• **Task brief**
Copy all entries without alteration and skip the pictures they hold.

• **Entries**
====================
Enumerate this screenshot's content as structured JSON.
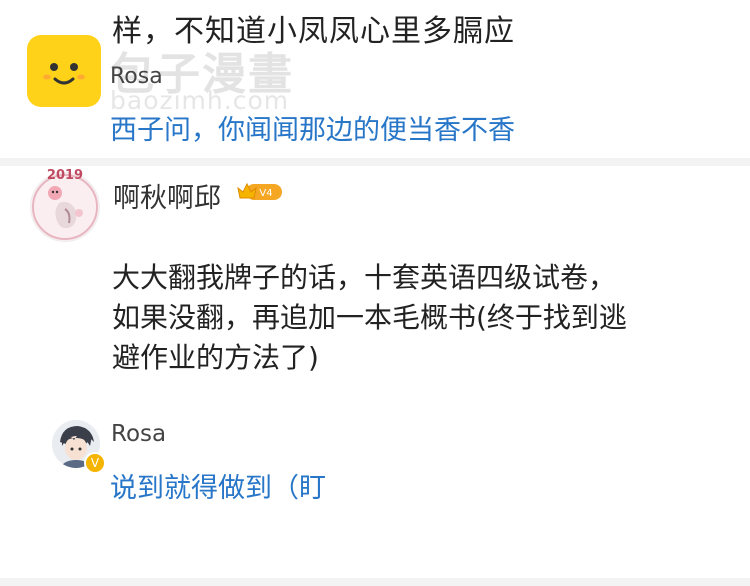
{
  "thread": {
    "truncated_text": "样，不知道小凤凤心里多膈应",
    "watermark_text": "包子漫畫",
    "watermark_url": "baozimh.com",
    "reply1": {
      "author": "Rosa",
      "text": "西子问，你闻闻那边的便当香不香"
    },
    "comment": {
      "author": "啊秋啊邱",
      "vip_level": "V4",
      "avatar_label": "2019",
      "lines": [
        "大大翻我牌子的话，十套英语四级试卷，",
        "如果没翻，再追加一本毛概书(终于找到逃",
        "避作业的方法了)"
      ]
    },
    "reply2": {
      "author": "Rosa",
      "verified_badge": "V",
      "text": "说到就得做到（盯"
    }
  },
  "colors": {
    "link": "#2876c8",
    "app_icon": "#ffd21a",
    "vip_badge": "#f5a623"
  }
}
====================
• **Finished task**
Enumerate this screenshot's content as structured JSON.
{
  "thread": {
    "truncated_text": "样，不知道小凤凤心里多膈应",
    "watermark_text": "包子漫畫",
    "watermark_url": "baozimh.com",
    "reply1": {
      "author": "Rosa",
      "text": "西子问，你闻闻那边的便当香不香"
    },
    "comment": {
      "author": "啊秋啊邱",
      "vip_level": "V4",
      "avatar_label": "2019",
      "lines": [
        "大大翻我牌子的话，十套英语四级试卷，",
        "如果没翻，再追加一本毛概书(终于找到逃",
        "避作业的方法了)"
      ]
    },
    "reply2": {
      "author": "Rosa",
      "verified_badge": "V",
      "text": "说到就得做到（盯"
    }
  },
  "colors": {
    "link": "#2876c8",
    "app_icon": "#ffd21a",
    "vip_badge": "#f5a623"
  }
}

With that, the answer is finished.